### Problem to work on
Output only the count of lines that contain "Apply".
⁂
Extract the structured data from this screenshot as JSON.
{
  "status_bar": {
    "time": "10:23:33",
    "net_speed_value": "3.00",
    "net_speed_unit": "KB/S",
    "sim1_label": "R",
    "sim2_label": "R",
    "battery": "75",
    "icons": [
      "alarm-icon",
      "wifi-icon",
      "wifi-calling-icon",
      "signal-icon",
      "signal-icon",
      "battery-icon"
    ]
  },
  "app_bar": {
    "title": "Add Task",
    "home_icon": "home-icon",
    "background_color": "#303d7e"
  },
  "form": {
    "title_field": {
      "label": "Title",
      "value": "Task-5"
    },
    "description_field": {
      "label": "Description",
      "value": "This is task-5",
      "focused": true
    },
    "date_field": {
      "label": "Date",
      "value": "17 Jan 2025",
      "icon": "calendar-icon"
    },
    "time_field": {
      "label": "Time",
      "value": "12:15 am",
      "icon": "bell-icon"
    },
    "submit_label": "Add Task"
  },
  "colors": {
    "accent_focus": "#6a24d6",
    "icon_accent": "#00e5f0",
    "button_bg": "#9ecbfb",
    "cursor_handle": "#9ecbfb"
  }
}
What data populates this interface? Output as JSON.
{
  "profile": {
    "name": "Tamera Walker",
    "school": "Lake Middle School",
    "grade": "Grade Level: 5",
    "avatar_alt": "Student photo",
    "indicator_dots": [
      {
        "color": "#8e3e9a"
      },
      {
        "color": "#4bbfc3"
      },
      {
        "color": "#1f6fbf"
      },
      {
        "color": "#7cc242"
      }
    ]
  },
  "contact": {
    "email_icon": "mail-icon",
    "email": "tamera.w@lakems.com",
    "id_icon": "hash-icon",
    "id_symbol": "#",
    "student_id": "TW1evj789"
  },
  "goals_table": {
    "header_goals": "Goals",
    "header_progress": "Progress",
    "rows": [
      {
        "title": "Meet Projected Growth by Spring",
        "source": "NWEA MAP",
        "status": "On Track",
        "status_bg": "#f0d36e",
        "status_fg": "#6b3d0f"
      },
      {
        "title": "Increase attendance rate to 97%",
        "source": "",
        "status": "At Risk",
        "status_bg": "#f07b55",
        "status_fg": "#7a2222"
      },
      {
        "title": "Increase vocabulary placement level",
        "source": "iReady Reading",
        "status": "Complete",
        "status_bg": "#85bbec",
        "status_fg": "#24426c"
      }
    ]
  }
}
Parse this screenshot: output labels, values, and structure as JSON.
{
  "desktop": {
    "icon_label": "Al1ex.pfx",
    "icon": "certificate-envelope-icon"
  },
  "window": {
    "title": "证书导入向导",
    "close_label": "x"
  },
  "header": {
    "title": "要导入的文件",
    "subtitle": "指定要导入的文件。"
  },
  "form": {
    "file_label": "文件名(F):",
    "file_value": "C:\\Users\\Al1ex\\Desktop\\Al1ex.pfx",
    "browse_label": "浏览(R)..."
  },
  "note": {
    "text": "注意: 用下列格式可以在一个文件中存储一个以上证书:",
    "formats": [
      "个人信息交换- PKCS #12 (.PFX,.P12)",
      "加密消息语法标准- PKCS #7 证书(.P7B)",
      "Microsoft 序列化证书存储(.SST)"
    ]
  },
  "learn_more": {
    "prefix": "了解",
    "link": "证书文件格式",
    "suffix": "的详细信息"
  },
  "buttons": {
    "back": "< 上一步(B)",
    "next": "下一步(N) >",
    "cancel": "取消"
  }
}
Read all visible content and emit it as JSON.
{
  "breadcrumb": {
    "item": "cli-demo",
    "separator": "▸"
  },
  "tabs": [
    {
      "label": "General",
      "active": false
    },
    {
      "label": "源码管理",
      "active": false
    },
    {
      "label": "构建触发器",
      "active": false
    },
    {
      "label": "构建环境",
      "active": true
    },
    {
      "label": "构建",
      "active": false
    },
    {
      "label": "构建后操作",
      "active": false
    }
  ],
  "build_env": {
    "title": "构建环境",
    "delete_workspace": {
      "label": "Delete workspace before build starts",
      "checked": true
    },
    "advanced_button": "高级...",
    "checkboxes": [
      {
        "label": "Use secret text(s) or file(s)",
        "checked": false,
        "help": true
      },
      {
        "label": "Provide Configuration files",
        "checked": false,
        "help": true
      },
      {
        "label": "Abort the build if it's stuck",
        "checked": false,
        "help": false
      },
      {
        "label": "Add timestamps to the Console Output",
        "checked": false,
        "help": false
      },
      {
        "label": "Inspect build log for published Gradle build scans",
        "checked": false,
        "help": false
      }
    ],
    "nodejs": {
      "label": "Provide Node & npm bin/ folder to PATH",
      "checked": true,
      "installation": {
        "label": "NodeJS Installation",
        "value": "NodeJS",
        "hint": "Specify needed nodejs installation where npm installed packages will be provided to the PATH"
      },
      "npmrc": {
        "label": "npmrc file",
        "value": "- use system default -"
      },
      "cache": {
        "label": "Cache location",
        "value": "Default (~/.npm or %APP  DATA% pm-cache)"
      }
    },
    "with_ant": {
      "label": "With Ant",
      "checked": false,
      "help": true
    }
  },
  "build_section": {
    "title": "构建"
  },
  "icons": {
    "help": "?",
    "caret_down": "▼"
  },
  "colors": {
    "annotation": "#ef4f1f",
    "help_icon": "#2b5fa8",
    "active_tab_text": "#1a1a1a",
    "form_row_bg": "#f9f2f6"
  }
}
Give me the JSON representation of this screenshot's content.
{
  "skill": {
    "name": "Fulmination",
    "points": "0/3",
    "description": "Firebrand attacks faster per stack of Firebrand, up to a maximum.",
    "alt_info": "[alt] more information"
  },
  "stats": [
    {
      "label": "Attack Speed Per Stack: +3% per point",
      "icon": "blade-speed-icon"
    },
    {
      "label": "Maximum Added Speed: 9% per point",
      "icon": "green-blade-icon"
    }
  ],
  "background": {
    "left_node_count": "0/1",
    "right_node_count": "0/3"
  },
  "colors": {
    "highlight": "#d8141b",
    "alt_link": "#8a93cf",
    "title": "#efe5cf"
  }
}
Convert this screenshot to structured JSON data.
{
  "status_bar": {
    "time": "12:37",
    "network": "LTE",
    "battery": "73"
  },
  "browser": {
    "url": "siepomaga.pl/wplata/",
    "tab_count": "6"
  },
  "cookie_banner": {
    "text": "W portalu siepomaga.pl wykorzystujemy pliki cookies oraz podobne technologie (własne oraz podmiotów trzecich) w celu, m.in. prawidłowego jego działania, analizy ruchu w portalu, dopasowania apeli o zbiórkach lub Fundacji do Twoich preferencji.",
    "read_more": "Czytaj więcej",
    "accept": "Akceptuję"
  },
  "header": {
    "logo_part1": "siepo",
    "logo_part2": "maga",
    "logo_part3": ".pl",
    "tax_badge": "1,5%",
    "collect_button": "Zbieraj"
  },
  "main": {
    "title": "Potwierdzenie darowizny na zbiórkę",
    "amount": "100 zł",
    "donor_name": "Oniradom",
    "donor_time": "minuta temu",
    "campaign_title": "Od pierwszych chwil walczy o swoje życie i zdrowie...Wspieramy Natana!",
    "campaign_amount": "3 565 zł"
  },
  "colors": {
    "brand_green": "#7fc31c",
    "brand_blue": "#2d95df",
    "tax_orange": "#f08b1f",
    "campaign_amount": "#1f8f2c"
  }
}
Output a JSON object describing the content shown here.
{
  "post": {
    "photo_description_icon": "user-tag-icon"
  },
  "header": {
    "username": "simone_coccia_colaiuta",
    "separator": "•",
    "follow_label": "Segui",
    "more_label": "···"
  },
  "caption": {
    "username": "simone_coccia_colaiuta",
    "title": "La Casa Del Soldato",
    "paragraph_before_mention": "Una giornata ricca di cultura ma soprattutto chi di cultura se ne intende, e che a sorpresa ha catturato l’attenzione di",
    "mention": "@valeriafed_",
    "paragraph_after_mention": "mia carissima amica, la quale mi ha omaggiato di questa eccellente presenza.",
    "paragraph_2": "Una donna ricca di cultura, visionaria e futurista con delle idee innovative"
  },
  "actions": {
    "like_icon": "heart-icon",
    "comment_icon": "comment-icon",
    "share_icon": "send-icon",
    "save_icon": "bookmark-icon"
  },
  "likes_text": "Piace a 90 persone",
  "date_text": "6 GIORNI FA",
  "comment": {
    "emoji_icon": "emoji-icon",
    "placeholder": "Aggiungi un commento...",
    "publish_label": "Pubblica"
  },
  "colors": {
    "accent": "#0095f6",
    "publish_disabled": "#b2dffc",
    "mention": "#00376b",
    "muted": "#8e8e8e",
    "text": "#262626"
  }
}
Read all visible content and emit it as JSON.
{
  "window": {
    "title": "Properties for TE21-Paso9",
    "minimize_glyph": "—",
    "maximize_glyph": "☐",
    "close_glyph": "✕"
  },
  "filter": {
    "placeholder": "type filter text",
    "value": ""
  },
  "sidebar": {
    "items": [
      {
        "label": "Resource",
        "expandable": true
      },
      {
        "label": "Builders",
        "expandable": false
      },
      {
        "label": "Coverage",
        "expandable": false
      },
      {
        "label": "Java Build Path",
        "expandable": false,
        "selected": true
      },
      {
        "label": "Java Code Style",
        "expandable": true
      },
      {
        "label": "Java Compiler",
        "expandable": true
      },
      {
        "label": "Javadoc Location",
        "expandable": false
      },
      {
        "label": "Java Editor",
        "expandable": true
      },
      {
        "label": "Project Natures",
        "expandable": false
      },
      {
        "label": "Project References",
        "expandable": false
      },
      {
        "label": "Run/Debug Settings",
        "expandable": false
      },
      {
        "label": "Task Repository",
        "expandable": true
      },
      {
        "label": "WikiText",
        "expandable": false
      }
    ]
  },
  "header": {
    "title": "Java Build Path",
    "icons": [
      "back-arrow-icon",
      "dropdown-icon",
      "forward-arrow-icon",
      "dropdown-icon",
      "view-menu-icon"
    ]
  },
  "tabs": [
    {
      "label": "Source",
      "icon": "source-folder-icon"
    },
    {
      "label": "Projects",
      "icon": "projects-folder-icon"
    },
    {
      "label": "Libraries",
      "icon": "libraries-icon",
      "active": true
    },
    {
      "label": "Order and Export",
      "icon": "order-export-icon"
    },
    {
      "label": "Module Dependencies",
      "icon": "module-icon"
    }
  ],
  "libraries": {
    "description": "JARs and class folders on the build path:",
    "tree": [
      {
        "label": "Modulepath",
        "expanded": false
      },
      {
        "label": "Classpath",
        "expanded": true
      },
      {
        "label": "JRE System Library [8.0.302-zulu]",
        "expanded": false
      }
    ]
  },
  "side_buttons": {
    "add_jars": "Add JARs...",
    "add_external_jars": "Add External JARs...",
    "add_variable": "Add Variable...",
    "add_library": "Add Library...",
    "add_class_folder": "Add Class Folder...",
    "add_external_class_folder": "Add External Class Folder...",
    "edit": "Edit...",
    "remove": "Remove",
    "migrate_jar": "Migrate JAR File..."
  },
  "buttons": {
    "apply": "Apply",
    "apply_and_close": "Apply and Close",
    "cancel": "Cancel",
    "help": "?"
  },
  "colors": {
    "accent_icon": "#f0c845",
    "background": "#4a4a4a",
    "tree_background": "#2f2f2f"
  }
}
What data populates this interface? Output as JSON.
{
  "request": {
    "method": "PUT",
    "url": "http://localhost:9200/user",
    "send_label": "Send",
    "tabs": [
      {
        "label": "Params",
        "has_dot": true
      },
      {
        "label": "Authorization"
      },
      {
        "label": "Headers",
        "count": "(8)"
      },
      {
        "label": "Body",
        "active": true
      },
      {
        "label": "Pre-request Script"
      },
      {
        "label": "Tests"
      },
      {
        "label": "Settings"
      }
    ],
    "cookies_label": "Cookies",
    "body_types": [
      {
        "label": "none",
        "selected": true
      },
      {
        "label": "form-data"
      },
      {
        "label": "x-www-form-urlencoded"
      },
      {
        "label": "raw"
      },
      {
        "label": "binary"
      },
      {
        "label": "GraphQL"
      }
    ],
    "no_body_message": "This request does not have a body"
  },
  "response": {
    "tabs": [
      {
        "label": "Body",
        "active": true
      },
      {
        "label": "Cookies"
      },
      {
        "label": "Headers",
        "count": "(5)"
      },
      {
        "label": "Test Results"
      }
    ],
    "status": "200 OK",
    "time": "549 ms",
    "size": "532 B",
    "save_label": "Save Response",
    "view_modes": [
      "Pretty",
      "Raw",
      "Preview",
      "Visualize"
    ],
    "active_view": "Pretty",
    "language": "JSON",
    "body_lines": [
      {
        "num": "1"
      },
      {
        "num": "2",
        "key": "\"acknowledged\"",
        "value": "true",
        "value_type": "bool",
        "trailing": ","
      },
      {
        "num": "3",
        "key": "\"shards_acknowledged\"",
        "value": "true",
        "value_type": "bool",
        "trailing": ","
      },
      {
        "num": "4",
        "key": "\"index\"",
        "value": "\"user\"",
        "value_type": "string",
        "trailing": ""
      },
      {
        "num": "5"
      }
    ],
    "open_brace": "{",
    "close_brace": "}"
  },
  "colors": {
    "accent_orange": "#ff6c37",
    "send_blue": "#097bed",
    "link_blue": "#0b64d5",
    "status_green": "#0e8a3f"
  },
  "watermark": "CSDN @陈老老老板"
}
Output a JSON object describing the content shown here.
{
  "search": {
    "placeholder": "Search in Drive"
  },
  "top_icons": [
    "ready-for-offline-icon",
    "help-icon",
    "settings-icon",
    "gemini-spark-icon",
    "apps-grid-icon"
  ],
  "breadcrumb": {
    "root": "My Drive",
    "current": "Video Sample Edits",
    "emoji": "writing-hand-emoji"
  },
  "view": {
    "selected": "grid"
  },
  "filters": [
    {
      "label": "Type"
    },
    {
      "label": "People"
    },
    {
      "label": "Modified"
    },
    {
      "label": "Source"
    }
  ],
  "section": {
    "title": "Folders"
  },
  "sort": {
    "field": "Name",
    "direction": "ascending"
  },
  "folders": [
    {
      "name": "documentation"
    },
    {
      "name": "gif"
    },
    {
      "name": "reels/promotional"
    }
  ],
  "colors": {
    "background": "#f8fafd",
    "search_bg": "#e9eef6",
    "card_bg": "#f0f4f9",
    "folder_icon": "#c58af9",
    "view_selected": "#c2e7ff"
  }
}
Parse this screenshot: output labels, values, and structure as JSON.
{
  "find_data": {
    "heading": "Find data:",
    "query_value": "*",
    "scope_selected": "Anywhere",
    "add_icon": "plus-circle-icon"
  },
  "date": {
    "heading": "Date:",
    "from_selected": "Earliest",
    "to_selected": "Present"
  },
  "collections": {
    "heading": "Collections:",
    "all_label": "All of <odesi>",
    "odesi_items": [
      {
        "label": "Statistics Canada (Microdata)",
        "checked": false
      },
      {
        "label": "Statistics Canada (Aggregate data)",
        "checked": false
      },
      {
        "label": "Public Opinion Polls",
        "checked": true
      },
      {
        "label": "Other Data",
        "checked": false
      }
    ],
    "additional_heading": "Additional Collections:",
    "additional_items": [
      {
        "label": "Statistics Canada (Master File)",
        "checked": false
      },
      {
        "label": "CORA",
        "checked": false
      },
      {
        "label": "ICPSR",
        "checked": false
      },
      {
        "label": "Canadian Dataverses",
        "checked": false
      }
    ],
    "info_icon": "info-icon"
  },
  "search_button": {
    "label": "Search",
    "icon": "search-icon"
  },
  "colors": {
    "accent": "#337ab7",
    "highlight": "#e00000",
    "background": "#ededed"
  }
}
⁂
### Task result
2